GIVEN INSTRUCTION:
Please pick out each line of the material that contains the string "axis", with case counting, and copy those lines.

[Data records]
..........
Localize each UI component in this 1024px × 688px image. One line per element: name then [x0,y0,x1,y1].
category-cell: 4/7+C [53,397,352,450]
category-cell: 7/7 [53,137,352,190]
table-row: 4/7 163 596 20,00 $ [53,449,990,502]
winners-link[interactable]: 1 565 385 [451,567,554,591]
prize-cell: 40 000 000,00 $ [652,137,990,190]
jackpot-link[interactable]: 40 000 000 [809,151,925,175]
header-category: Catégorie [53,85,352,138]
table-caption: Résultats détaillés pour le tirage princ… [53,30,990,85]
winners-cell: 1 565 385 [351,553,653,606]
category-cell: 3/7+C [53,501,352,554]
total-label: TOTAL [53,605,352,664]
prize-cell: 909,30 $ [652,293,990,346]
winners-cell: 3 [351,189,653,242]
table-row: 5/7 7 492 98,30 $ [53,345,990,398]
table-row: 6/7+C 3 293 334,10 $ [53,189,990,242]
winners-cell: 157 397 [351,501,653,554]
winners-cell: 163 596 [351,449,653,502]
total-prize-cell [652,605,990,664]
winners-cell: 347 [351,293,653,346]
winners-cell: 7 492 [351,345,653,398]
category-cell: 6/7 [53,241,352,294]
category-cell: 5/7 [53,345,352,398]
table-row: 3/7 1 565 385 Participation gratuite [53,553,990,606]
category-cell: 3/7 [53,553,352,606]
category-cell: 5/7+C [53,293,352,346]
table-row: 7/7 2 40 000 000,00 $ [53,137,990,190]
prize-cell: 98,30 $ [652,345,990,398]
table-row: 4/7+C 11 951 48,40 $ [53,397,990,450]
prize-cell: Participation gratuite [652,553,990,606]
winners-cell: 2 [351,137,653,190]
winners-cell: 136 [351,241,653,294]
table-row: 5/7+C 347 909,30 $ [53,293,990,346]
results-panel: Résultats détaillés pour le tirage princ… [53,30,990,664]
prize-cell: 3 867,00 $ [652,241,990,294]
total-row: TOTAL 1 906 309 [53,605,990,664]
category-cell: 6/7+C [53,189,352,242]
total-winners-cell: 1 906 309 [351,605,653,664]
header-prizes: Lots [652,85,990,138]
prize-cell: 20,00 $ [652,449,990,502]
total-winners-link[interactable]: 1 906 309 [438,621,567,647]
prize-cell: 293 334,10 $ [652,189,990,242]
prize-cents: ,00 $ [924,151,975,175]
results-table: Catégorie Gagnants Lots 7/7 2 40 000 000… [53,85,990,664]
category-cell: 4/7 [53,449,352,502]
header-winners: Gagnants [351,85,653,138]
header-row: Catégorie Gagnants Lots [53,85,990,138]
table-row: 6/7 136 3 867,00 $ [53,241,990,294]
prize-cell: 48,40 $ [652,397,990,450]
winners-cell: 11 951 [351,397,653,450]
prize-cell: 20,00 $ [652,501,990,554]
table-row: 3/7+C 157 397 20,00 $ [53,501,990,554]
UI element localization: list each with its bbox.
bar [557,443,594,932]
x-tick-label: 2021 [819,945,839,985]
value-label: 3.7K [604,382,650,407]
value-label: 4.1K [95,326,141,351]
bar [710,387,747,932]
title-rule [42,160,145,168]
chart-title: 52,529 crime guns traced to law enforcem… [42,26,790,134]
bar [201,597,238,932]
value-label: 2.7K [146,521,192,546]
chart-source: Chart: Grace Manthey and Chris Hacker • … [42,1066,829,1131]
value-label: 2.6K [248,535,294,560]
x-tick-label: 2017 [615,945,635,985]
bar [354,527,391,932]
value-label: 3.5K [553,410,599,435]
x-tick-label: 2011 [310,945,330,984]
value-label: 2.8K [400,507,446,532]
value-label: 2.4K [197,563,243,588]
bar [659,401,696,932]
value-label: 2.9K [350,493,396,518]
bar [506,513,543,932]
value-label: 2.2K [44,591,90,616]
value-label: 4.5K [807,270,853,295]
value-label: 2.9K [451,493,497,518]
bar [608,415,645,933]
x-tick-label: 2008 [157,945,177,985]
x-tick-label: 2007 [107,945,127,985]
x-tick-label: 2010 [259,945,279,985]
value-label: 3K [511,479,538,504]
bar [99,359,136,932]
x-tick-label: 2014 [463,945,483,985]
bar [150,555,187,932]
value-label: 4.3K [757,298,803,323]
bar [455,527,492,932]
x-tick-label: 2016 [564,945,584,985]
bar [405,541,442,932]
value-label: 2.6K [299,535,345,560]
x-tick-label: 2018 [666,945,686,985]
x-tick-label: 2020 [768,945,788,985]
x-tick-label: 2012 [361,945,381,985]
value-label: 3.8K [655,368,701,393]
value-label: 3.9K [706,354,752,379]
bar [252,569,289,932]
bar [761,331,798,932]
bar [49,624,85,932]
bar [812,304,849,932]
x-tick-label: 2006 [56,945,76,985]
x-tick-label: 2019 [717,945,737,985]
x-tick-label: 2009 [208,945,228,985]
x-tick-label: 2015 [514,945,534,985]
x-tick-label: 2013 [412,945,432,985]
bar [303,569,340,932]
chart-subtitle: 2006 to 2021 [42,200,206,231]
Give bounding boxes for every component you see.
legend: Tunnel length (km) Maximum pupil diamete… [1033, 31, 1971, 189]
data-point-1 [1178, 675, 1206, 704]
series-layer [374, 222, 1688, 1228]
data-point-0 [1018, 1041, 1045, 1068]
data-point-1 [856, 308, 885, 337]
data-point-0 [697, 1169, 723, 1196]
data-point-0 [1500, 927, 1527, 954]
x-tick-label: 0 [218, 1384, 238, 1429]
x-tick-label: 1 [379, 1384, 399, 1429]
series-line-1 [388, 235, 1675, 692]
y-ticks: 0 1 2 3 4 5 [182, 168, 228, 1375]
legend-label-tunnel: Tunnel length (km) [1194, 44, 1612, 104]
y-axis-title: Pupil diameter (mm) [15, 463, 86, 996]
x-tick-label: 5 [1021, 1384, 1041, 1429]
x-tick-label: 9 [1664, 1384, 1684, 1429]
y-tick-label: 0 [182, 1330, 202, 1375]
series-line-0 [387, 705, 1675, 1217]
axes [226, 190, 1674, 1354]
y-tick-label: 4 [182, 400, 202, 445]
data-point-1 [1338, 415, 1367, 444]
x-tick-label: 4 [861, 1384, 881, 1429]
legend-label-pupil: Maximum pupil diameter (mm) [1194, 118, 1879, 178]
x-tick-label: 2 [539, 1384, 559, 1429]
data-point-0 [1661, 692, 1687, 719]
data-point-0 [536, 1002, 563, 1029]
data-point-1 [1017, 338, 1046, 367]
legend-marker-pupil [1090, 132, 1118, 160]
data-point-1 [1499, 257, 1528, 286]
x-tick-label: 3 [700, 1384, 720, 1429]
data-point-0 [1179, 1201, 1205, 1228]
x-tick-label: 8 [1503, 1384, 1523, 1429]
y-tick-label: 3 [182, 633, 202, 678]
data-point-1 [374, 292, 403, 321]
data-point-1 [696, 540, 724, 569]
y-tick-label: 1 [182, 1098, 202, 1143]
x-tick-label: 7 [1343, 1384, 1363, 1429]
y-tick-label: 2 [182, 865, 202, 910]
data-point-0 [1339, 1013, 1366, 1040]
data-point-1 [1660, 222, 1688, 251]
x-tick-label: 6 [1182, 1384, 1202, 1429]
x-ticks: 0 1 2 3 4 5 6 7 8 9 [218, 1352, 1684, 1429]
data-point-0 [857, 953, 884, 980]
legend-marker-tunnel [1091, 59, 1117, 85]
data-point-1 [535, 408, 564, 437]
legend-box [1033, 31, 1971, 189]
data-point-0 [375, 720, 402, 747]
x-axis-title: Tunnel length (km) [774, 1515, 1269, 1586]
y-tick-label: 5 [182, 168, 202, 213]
..........
RESULT OF THIS TASK:
y-axis-title: Pupil diameter (mm) [15, 463, 86, 996]
x-axis-title: Tunnel length (km) [774, 1515, 1269, 1586]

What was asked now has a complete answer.